[Dataset items]
* * * * *
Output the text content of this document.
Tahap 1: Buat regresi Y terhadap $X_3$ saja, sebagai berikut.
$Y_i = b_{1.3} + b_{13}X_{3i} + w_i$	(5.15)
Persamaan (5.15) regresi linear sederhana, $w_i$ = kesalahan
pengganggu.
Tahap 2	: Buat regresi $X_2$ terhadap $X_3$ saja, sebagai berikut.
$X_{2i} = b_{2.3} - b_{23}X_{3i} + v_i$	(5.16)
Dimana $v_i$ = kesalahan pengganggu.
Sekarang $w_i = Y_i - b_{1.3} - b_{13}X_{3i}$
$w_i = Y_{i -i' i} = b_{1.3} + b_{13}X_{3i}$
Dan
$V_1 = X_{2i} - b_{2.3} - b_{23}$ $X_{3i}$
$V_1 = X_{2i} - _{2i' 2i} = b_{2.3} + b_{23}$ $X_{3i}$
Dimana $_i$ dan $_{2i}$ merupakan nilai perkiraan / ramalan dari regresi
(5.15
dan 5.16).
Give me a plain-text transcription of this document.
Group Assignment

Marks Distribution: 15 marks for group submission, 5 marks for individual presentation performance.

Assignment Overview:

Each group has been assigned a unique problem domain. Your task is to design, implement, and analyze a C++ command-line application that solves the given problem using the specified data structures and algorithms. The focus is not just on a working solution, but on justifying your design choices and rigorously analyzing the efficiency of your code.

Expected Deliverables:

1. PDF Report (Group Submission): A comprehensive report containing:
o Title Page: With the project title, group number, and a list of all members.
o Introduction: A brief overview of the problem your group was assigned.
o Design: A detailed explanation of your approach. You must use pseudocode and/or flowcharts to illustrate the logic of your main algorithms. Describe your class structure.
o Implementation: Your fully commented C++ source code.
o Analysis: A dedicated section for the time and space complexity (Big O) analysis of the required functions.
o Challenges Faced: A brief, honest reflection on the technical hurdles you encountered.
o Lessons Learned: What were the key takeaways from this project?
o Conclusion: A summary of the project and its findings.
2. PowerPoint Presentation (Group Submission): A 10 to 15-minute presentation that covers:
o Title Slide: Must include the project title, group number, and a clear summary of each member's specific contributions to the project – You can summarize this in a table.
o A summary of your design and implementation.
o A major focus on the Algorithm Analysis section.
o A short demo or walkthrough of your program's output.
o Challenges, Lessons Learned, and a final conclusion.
* * * * *
Every entry should be printed again exactly as it stands.

Output the text content of this document.
Tahap 1: Buat regresi Y terhadap $X_3$ saja, sebagai berikut.
$Y_i = b_{1.3} + b_{13}X_{3i} + w_i$	(5.15)
Persamaan (5.15) regresi linear sederhana, $w_i$ = kesalahan
pengganggu.
Tahap 2	: Buat regresi $X_2$ terhadap $X_3$ saja, sebagai berikut.
$X_{2i} = b_{2.3} - b_{23}X_{3i} + v_i$	(5.16)
Dimana $v_i$ = kesalahan pengganggu.
Sekarang $w_i = Y_i - b_{1.3} - b_{13}X_{3i}$
$w_i = Y_{i -i' i} = b_{1.3} + b_{13}X_{3i}$
Dan
$V_1 = X_{2i} - b_{2.3} - b_{23}$ $X_{3i}$
$V_1 = X_{2i} - _{2i' 2i} = b_{2.3} + b_{23}$ $X_{3i}$
Dimana $_i$ dan $_{2i}$ merupakan nilai perkiraan / ramalan dari regresi
(5.15
dan 5.16).
Give me a plain-text transcription of this document.
Group Assignment

Marks Distribution: 15 marks for group submission, 5 marks for individual presentation performance.

Assignment Overview:

Each group has been assigned a unique problem domain. Your task is to design, implement, and analyze a C++ command-line application that solves the given problem using the specified data structures and algorithms. The focus is not just on a working solution, but on justifying your design choices and rigorously analyzing the efficiency of your code.

Expected Deliverables:

1. PDF Report (Group Submission): A comprehensive report containing:
o Title Page: With the project title, group number, and a list of all members.
o Introduction: A brief overview of the problem your group was assigned.
o Design: A detailed explanation of your approach. You must use pseudocode and/or flowcharts to illustrate the logic of your main algorithms. Describe your class structure.
o Implementation: Your fully commented C++ source code.
o Analysis: A dedicated section for the time and space complexity (Big O) analysis of the required functions.
o Challenges Faced: A brief, honest reflection on the technical hurdles you encountered.
o Lessons Learned: What were the key takeaways from this project?
o Conclusion: A summary of the project and its findings.
2. PowerPoint Presentation (Group Submission): A 10 to 15-minute presentation that covers:
o Title Slide: Must include the project title, group number, and a clear summary of each member's specific contributions to the project – You can summarize this in a table.
o A summary of your design and implementation.
o A major focus on the Algorithm Analysis section.
o A short demo or walkthrough of your program's output.
o Challenges, Lessons Learned, and a final conclusion.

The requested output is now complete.